GOAL OF THE EXERCISE: Skip the pictures and repeat each line of the data exactly.

MATERIALS PROVIDED:
■ ■ ■ ■ ■ ■ ■

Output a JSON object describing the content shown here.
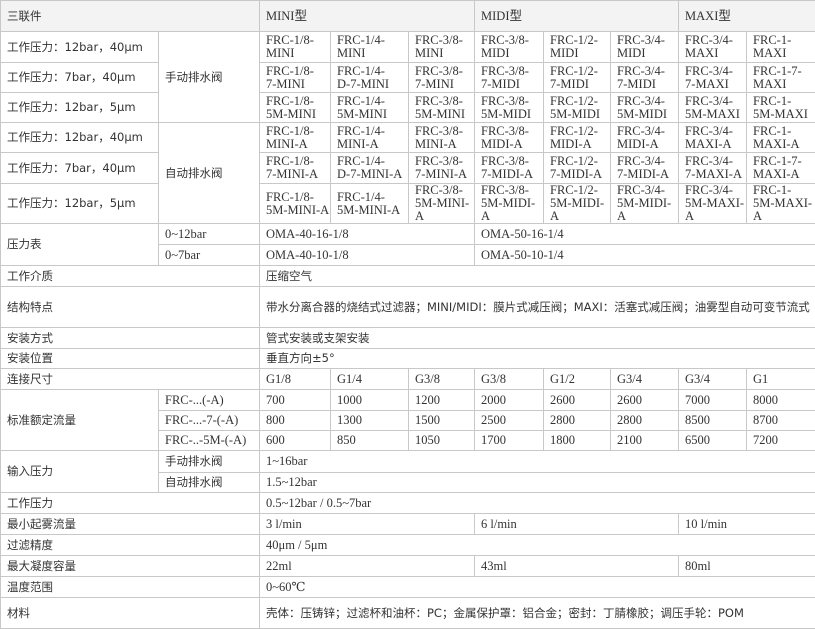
{
  "table": {
    "rows": [
      [
        "三联件",
        "MINI型",
        "MIDI型",
        "MAXI型"
      ],
      [
        "工作压力：12bar，40μm",
        "手动排水阀",
        "FRC-1/8-\nMINI",
        "FRC-1/4-\nMINI",
        "FRC-3/8-\nMINI",
        "FRC-3/8-\nMIDI",
        "FRC-1/2-\nMIDI",
        "FRC-3/4-\nMIDI",
        "FRC-3/4-\nMAXI",
        "FRC-1-\nMAXI"
      ],
      [
        "工作压力：7bar，40μm",
        "FRC-1/8-\n7-MINI",
        "FRC-1/4-\nD-7-MINI",
        "FRC-3/8-\n7-MINI",
        "FRC-3/8-\n7-MIDI",
        "FRC-1/2-\n7-MIDI",
        "FRC-3/4-\n7-MIDI",
        "FRC-3/4-\n7-MAXI",
        "FRC-1-7-\nMAXI"
      ],
      [
        "工作压力：12bar，5μm",
        "FRC-1/8-\n5M-MINI",
        "FRC-1/4-\n5M-MINI",
        "FRC-3/8-\n5M-MINI",
        "FRC-3/8-\n5M-MIDI",
        "FRC-1/2-\n5M-MIDI",
        "FRC-3/4-\n5M-MIDI",
        "FRC-3/4-\n5M-MAXI",
        "FRC-1-\n5M-MAXI"
      ],
      [
        "工作压力：12bar，40μm",
        "自动排水阀",
        "FRC-1/8-\nMINI-A",
        "FRC-1/4-\nMINI-A",
        "FRC-3/8-\nMINI-A",
        "FRC-3/8-\nMIDI-A",
        "FRC-1/2-\nMIDI-A",
        "FRC-3/4-\nMIDI-A",
        "FRC-3/4-\nMAXI-A",
        "FRC-1-\nMAXI-A"
      ],
      [
        "工作压力：7bar，40μm",
        "FRC-1/8-\n7-MINI-A",
        "FRC-1/4-\nD-7-MINI-A",
        "FRC-3/8-\n7-MINI-A",
        "FRC-3/8-\n7-MIDI-A",
        "FRC-1/2-\n7-MIDI-A",
        "FRC-3/4-\n7-MIDI-A",
        "FRC-3/4-\n7-MAXI-A",
        "FRC-1-7-\nMAXI-A"
      ],
      [
        "工作压力：12bar，5μm",
        "FRC-1/8-\n5M-MINI-A",
        "FRC-1/4-\n5M-MINI-A",
        "FRC-3/8-\n5M-MINI-A",
        "FRC-3/8-\n5M-MIDI-A",
        "FRC-1/2-\n5M-MIDI-A",
        "FRC-3/4-\n5M-MIDI-A",
        "FRC-3/4-\n5M-MAXI-A",
        "FRC-1-\n5M-MAXI-A"
      ],
      [
        "压力表",
        "0~12bar",
        "OMA-40-16-1/8",
        "OMA-50-16-1/4"
      ],
      [
        "0~7bar",
        "OMA-40-10-1/8",
        "OMA-50-10-1/4"
      ],
      [
        "工作介质",
        "压缩空气"
      ],
      [
        "结构特点",
        "带水分离合器的烧结式过滤器；MINI/MIDI：膜片式减压阀；MAXI：活塞式减压阀；油雾型自动可变节流式"
      ],
      [
        "安装方式",
        "管式安装或支架安装"
      ],
      [
        "安装位置",
        "垂直方向±5°"
      ],
      [
        "连接尺寸",
        "G1/8",
        "G1/4",
        "G3/8",
        "G3/8",
        "G1/2",
        "G3/4",
        "G3/4",
        "G1"
      ],
      [
        "标准额定流量",
        "FRC-...(-A)",
        "700",
        "1000",
        "1200",
        "2000",
        "2600",
        "2600",
        "7000",
        "8000"
      ],
      [
        "FRC-...-7-(-A)",
        "800",
        "1300",
        "1500",
        "2500",
        "2800",
        "2800",
        "8500",
        "8700"
      ],
      [
        "FRC-..-5M-(-A)",
        "600",
        "850",
        "1050",
        "1700",
        "1800",
        "2100",
        "6500",
        "7200"
      ],
      [
        "输入压力",
        "手动排水阀",
        "1~16bar"
      ],
      [
        "自动排水阀",
        "1.5~12bar"
      ],
      [
        "工作压力",
        "0.5~12bar / 0.5~7bar"
      ],
      [
        "最小起雾流量",
        "3 l/min",
        "6 l/min",
        "10 l/min"
      ],
      [
        "过滤精度",
        "40μm / 5μm"
      ],
      [
        "最大凝度容量",
        "22ml",
        "43ml",
        "80ml"
      ],
      [
        "温度范围",
        "0~60℃"
      ],
      [
        "材料",
        "壳体：压铸锌；过滤杯和油杯：PC；金属保护罩：铝合金；密封：丁腈橡胶；调压手轮：POM"
      ]
    ]
  }
}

■ ■ ■ ■ ■ ■ ■

SOLVED EXERCISE:
Output a JSON object describing the content shown here.
{
  "table": {
    "rows": [
      [
        "三联件",
        "MINI型",
        "MIDI型",
        "MAXI型"
      ],
      [
        "工作压力：12bar，40μm",
        "手动排水阀",
        "FRC-1/8-\nMINI",
        "FRC-1/4-\nMINI",
        "FRC-3/8-\nMINI",
        "FRC-3/8-\nMIDI",
        "FRC-1/2-\nMIDI",
        "FRC-3/4-\nMIDI",
        "FRC-3/4-\nMAXI",
        "FRC-1-\nMAXI"
      ],
      [
        "工作压力：7bar，40μm",
        "FRC-1/8-\n7-MINI",
        "FRC-1/4-\nD-7-MINI",
        "FRC-3/8-\n7-MINI",
        "FRC-3/8-\n7-MIDI",
        "FRC-1/2-\n7-MIDI",
        "FRC-3/4-\n7-MIDI",
        "FRC-3/4-\n7-MAXI",
        "FRC-1-7-\nMAXI"
      ],
      [
        "工作压力：12bar，5μm",
        "FRC-1/8-\n5M-MINI",
        "FRC-1/4-\n5M-MINI",
        "FRC-3/8-\n5M-MINI",
        "FRC-3/8-\n5M-MIDI",
        "FRC-1/2-\n5M-MIDI",
        "FRC-3/4-\n5M-MIDI",
        "FRC-3/4-\n5M-MAXI",
        "FRC-1-\n5M-MAXI"
      ],
      [
        "工作压力：12bar，40μm",
        "自动排水阀",
        "FRC-1/8-\nMINI-A",
        "FRC-1/4-\nMINI-A",
        "FRC-3/8-\nMINI-A",
        "FRC-3/8-\nMIDI-A",
        "FRC-1/2-\nMIDI-A",
        "FRC-3/4-\nMIDI-A",
        "FRC-3/4-\nMAXI-A",
        "FRC-1-\nMAXI-A"
      ],
      [
        "工作压力：7bar，40μm",
        "FRC-1/8-\n7-MINI-A",
        "FRC-1/4-\nD-7-MINI-A",
        "FRC-3/8-\n7-MINI-A",
        "FRC-3/8-\n7-MIDI-A",
        "FRC-1/2-\n7-MIDI-A",
        "FRC-3/4-\n7-MIDI-A",
        "FRC-3/4-\n7-MAXI-A",
        "FRC-1-7-\nMAXI-A"
      ],
      [
        "工作压力：12bar，5μm",
        "FRC-1/8-\n5M-MINI-A",
        "FRC-1/4-\n5M-MINI-A",
        "FRC-3/8-\n5M-MINI-A",
        "FRC-3/8-\n5M-MIDI-A",
        "FRC-1/2-\n5M-MIDI-A",
        "FRC-3/4-\n5M-MIDI-A",
        "FRC-3/4-\n5M-MAXI-A",
        "FRC-1-\n5M-MAXI-A"
      ],
      [
        "压力表",
        "0~12bar",
        "OMA-40-16-1/8",
        "OMA-50-16-1/4"
      ],
      [
        "0~7bar",
        "OMA-40-10-1/8",
        "OMA-50-10-1/4"
      ],
      [
        "工作介质",
        "压缩空气"
      ],
      [
        "结构特点",
        "带水分离合器的烧结式过滤器；MINI/MIDI：膜片式减压阀；MAXI：活塞式减压阀；油雾型自动可变节流式"
      ],
      [
        "安装方式",
        "管式安装或支架安装"
      ],
      [
        "安装位置",
        "垂直方向±5°"
      ],
      [
        "连接尺寸",
        "G1/8",
        "G1/4",
        "G3/8",
        "G3/8",
        "G1/2",
        "G3/4",
        "G3/4",
        "G1"
      ],
      [
        "标准额定流量",
        "FRC-...(-A)",
        "700",
        "1000",
        "1200",
        "2000",
        "2600",
        "2600",
        "7000",
        "8000"
      ],
      [
        "FRC-...-7-(-A)",
        "800",
        "1300",
        "1500",
        "2500",
        "2800",
        "2800",
        "8500",
        "8700"
      ],
      [
        "FRC-..-5M-(-A)",
        "600",
        "850",
        "1050",
        "1700",
        "1800",
        "2100",
        "6500",
        "7200"
      ],
      [
        "输入压力",
        "手动排水阀",
        "1~16bar"
      ],
      [
        "自动排水阀",
        "1.5~12bar"
      ],
      [
        "工作压力",
        "0.5~12bar / 0.5~7bar"
      ],
      [
        "最小起雾流量",
        "3 l/min",
        "6 l/min",
        "10 l/min"
      ],
      [
        "过滤精度",
        "40μm / 5μm"
      ],
      [
        "最大凝度容量",
        "22ml",
        "43ml",
        "80ml"
      ],
      [
        "温度范围",
        "0~60℃"
      ],
      [
        "材料",
        "壳体：压铸锌；过滤杯和油杯：PC；金属保护罩：铝合金；密封：丁腈橡胶；调压手轮：POM"
      ]
    ]
  }
}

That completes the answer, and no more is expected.